-- begin The input --
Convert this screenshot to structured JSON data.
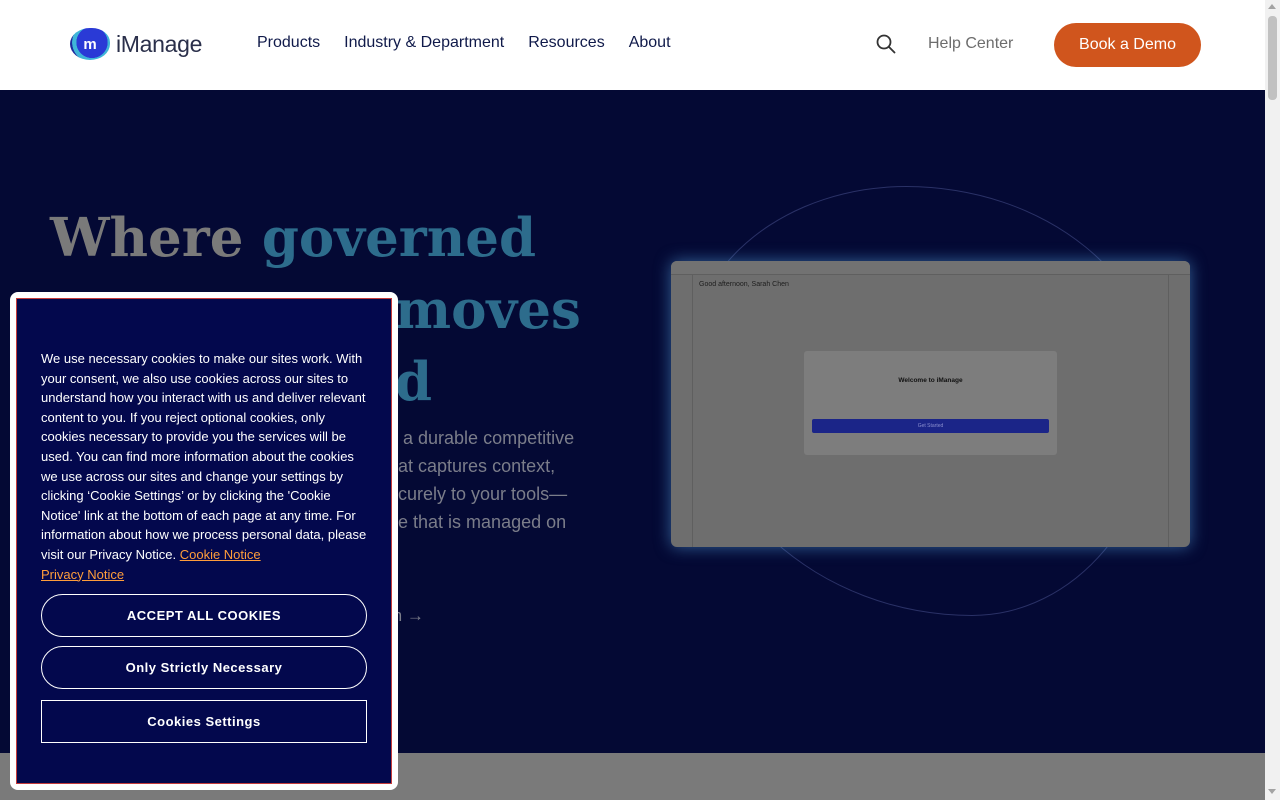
{
  "header": {
    "logo_text": "iManage",
    "logo_mark": "m",
    "nav": [
      "Products",
      "Industry & Department",
      "Resources",
      "About"
    ],
    "help_label": "Help Center",
    "cta_label": "Book a Demo",
    "cta_color": "#d0551d"
  },
  "hero": {
    "title_plain": "Where ",
    "title_accent": "governed",
    "title_line2_visible": "moves",
    "title_line3_visible": "d",
    "body_lines": [
      "o a durable competitive",
      "hat captures context,",
      "ecurely to your tools—",
      "ge that is managed on"
    ],
    "link_fragment": "m →",
    "background": "#040934",
    "app_preview": {
      "greeting": "Good afternoon, Sarah Chen",
      "modal_title": "Welcome to iManage",
      "modal_button": "Get Started"
    }
  },
  "cookie": {
    "text": "We use necessary cookies to make our sites work. With your consent, we also use cookies across our sites to understand how you interact with us and deliver relevant content to you. If you reject optional cookies, only cookies necessary to provide you the services will be used. You can find more information about the cookies we use across our sites and change your settings by clicking ‘Cookie Settings’ or by clicking the 'Cookie Notice' link at the bottom of each page at any time. For information about how we process personal data, please visit our Privacy Notice.",
    "cookie_notice_link": "Cookie Notice",
    "privacy_notice_link": "Privacy Notice",
    "accept_all": "ACCEPT ALL COOKIES",
    "strictly_necessary": "Only Strictly Necessary",
    "settings": "Cookies Settings",
    "background": "#03084d",
    "link_color": "#ff9d3b"
  },
  "icons": {
    "search": "search-icon",
    "arrow": "arrow-right-icon"
  }
}
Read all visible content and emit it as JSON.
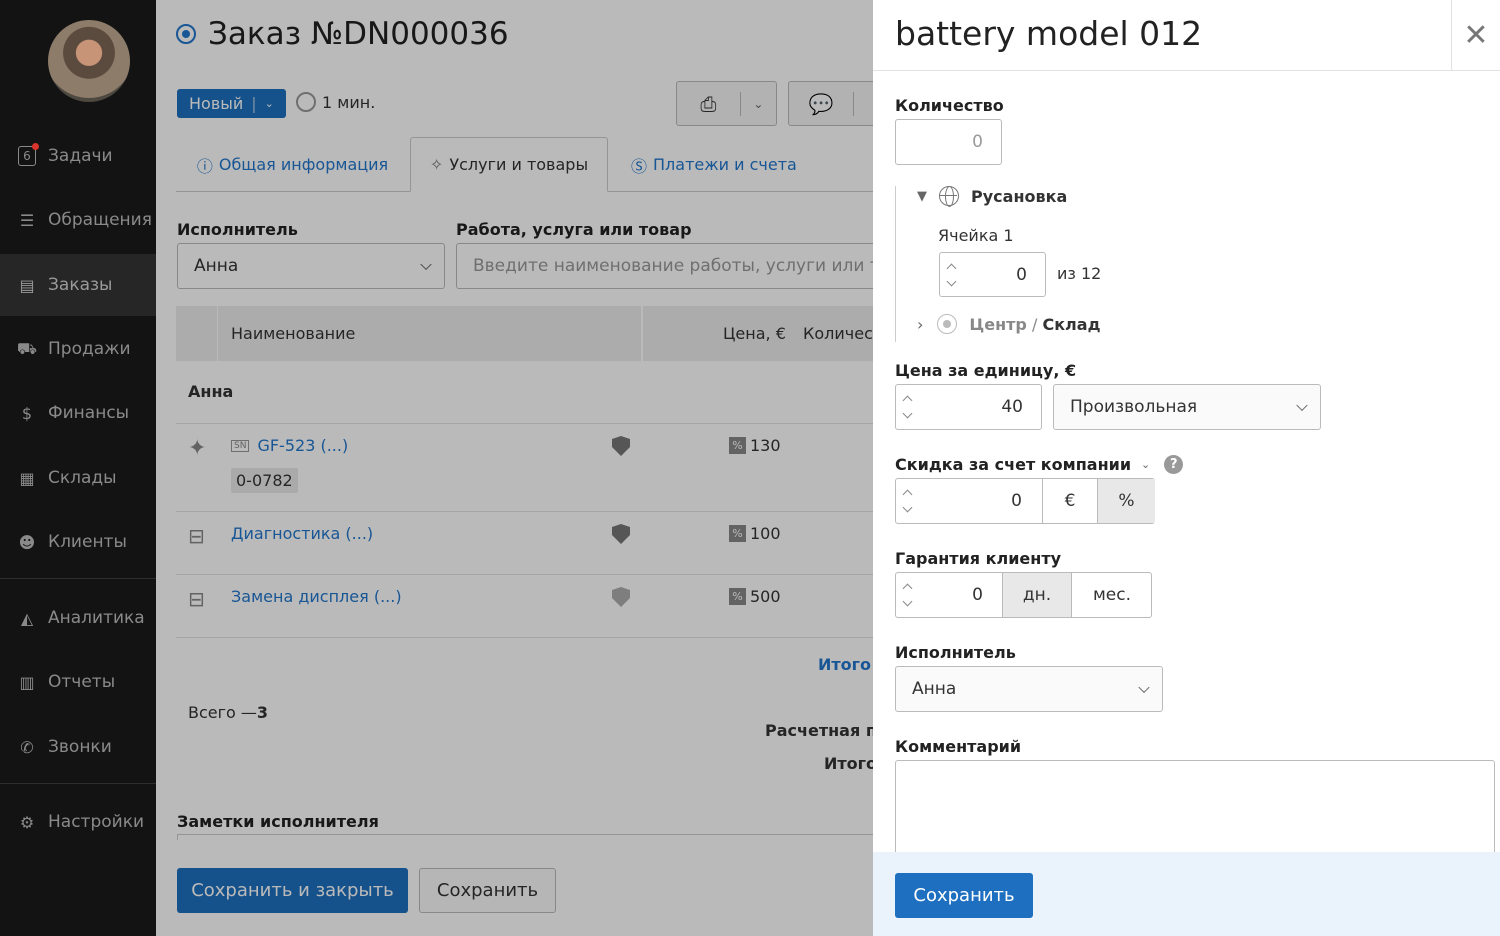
{
  "sidebar": {
    "items": [
      {
        "label": "Задачи",
        "badge": "6",
        "icon": "tasks-icon"
      },
      {
        "label": "Обращения",
        "icon": "inquiries-icon"
      },
      {
        "label": "Заказы",
        "icon": "orders-icon",
        "active": true
      },
      {
        "label": "Продажи",
        "icon": "cart-icon"
      },
      {
        "label": "Финансы",
        "icon": "dollar-icon"
      },
      {
        "label": "Склады",
        "icon": "warehouse-icon"
      },
      {
        "label": "Клиенты",
        "icon": "clients-icon"
      },
      {
        "label": "Аналитика",
        "icon": "analytics-icon"
      },
      {
        "label": "Отчеты",
        "icon": "reports-icon"
      },
      {
        "label": "Звонки",
        "icon": "phone-icon"
      },
      {
        "label": "Настройки",
        "icon": "gear-icon"
      }
    ]
  },
  "order": {
    "title": "Заказ №DN000036",
    "status": "Новый",
    "time": "1 мин."
  },
  "tabs": [
    "Общая информация",
    "Услуги и товары",
    "Платежи и счета"
  ],
  "filters": {
    "executor_label": "Исполнитель",
    "executor_value": "Анна",
    "work_label": "Работа, услуга или товар",
    "work_placeholder": "Введите наименование работы, услуги или товара"
  },
  "table": {
    "headers": [
      "Наименование",
      "Цена, €",
      "Количес."
    ],
    "group": "Анна",
    "rows": [
      {
        "sn_label": "SN",
        "name": "GF-523 (...)",
        "serial": "0-0782",
        "price": "130"
      },
      {
        "name": "Диагностика (...)",
        "price": "100"
      },
      {
        "name": "Замена дисплея (...)",
        "price": "500"
      }
    ],
    "total_link": "Итого",
    "count_prefix": "Всего — ",
    "count": "3",
    "calc_label": "Расчетная пр",
    "total_label": "Итого"
  },
  "notes_label": "Заметки исполнителя",
  "buttons": {
    "save_close": "Сохранить и закрыть",
    "save": "Сохранить"
  },
  "panel": {
    "title": "battery model 012",
    "quantity_label": "Количество",
    "quantity_value": "0",
    "location": "Русановка",
    "cell_label": "Ячейка 1",
    "cell_value": "0",
    "cell_of": "из 12",
    "center": "Центр",
    "center_sep": " / ",
    "warehouse": "Склад",
    "price_label": "Цена за единицу, €",
    "price_value": "40",
    "price_type": "Произвольная",
    "discount_label": "Скидка за счет компании",
    "discount_value": "0",
    "discount_units": [
      "€",
      "%"
    ],
    "warranty_label": "Гарантия клиенту",
    "warranty_value": "0",
    "warranty_units": [
      "дн.",
      "мес."
    ],
    "executor_label": "Исполнитель",
    "executor_value": "Анна",
    "comment_label": "Комментарий",
    "save": "Сохранить"
  },
  "colors": {
    "accent": "#1e6fbf",
    "link": "#2277cc",
    "sidebar": "#131313"
  }
}
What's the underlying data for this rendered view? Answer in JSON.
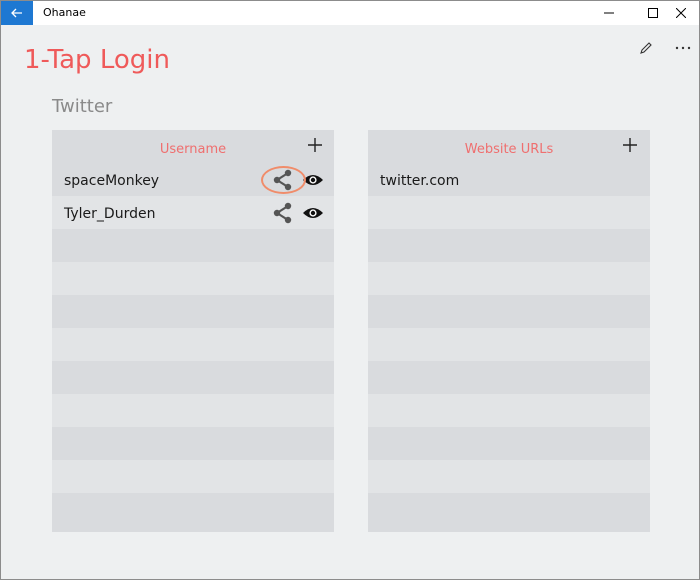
-- end The input --
→ **What to produce**: Would you return the data exactly as written, without the pictures?

→ **Finished answer**:
Convert this screenshot to structured JSON data.
{
  "header": {
    "logo_text": "iManage",
    "logo_mark": "m",
    "nav": [
      "Products",
      "Industry & Department",
      "Resources",
      "About"
    ],
    "help_label": "Help Center",
    "cta_label": "Book a Demo",
    "cta_color": "#d0551d"
  },
  "hero": {
    "title_plain": "Where ",
    "title_accent": "governed",
    "title_line2_visible": "moves",
    "title_line3_visible": "d",
    "body_lines": [
      "o a durable competitive",
      "hat captures context,",
      "ecurely to your tools—",
      "ge that is managed on"
    ],
    "link_fragment": "m →",
    "background": "#040934",
    "app_preview": {
      "greeting": "Good afternoon, Sarah Chen",
      "modal_title": "Welcome to iManage",
      "modal_button": "Get Started"
    }
  },
  "cookie": {
    "text": "We use necessary cookies to make our sites work. With your consent, we also use cookies across our sites to understand how you interact with us and deliver relevant content to you. If you reject optional cookies, only cookies necessary to provide you the services will be used. You can find more information about the cookies we use across our sites and change your settings by clicking ‘Cookie Settings’ or by clicking the 'Cookie Notice' link at the bottom of each page at any time. For information about how we process personal data, please visit our Privacy Notice.",
    "cookie_notice_link": "Cookie Notice",
    "privacy_notice_link": "Privacy Notice",
    "accept_all": "ACCEPT ALL COOKIES",
    "strictly_necessary": "Only Strictly Necessary",
    "settings": "Cookies Settings",
    "background": "#03084d",
    "link_color": "#ff9d3b"
  },
  "icons": {
    "search": "search-icon",
    "arrow": "arrow-right-icon"
  }
}
Read all visible content and emit it as JSON.
{
  "sidebar": {
    "items": [
      {
        "label": "Задачи",
        "badge": "6",
        "icon": "tasks-icon"
      },
      {
        "label": "Обращения",
        "icon": "inquiries-icon"
      },
      {
        "label": "Заказы",
        "icon": "orders-icon",
        "active": true
      },
      {
        "label": "Продажи",
        "icon": "cart-icon"
      },
      {
        "label": "Финансы",
        "icon": "dollar-icon"
      },
      {
        "label": "Склады",
        "icon": "warehouse-icon"
      },
      {
        "label": "Клиенты",
        "icon": "clients-icon"
      },
      {
        "label": "Аналитика",
        "icon": "analytics-icon"
      },
      {
        "label": "Отчеты",
        "icon": "reports-icon"
      },
      {
        "label": "Звонки",
        "icon": "phone-icon"
      },
      {
        "label": "Настройки",
        "icon": "gear-icon"
      }
    ]
  },
  "order": {
    "title": "Заказ №DN000036",
    "status": "Новый",
    "time": "1 мин."
  },
  "tabs": [
    "Общая информация",
    "Услуги и товары",
    "Платежи и счета"
  ],
  "filters": {
    "executor_label": "Исполнитель",
    "executor_value": "Анна",
    "work_label": "Работа, услуга или товар",
    "work_placeholder": "Введите наименование работы, услуги или товара"
  },
  "table": {
    "headers": [
      "Наименование",
      "Цена, €",
      "Количес."
    ],
    "group": "Анна",
    "rows": [
      {
        "sn_label": "SN",
        "name": "GF-523 (...)",
        "serial": "0-0782",
        "price": "130"
      },
      {
        "name": "Диагностика (...)",
        "price": "100"
      },
      {
        "name": "Замена дисплея (...)",
        "price": "500"
      }
    ],
    "total_link": "Итого",
    "count_prefix": "Всего — ",
    "count": "3",
    "calc_label": "Расчетная пр",
    "total_label": "Итого"
  },
  "notes_label": "Заметки исполнителя",
  "buttons": {
    "save_close": "Сохранить и закрыть",
    "save": "Сохранить"
  },
  "panel": {
    "title": "battery model 012",
    "quantity_label": "Количество",
    "quantity_value": "0",
    "location": "Русановка",
    "cell_label": "Ячейка 1",
    "cell_value": "0",
    "cell_of": "из 12",
    "center": "Центр",
    "center_sep": " / ",
    "warehouse": "Склад",
    "price_label": "Цена за единицу, €",
    "price_value": "40",
    "price_type": "Произвольная",
    "discount_label": "Скидка за счет компании",
    "discount_value": "0",
    "discount_units": [
      "€",
      "%"
    ],
    "warranty_label": "Гарантия клиенту",
    "warranty_value": "0",
    "warranty_units": [
      "дн.",
      "мес."
    ],
    "executor_label": "Исполнитель",
    "executor_value": "Анна",
    "comment_label": "Комментарий",
    "save": "Сохранить"
  },
  "colors": {
    "accent": "#1e6fbf",
    "link": "#2277cc",
    "sidebar": "#131313"
  }
}
What's the underlying data for this rendered view? Answer in JSON.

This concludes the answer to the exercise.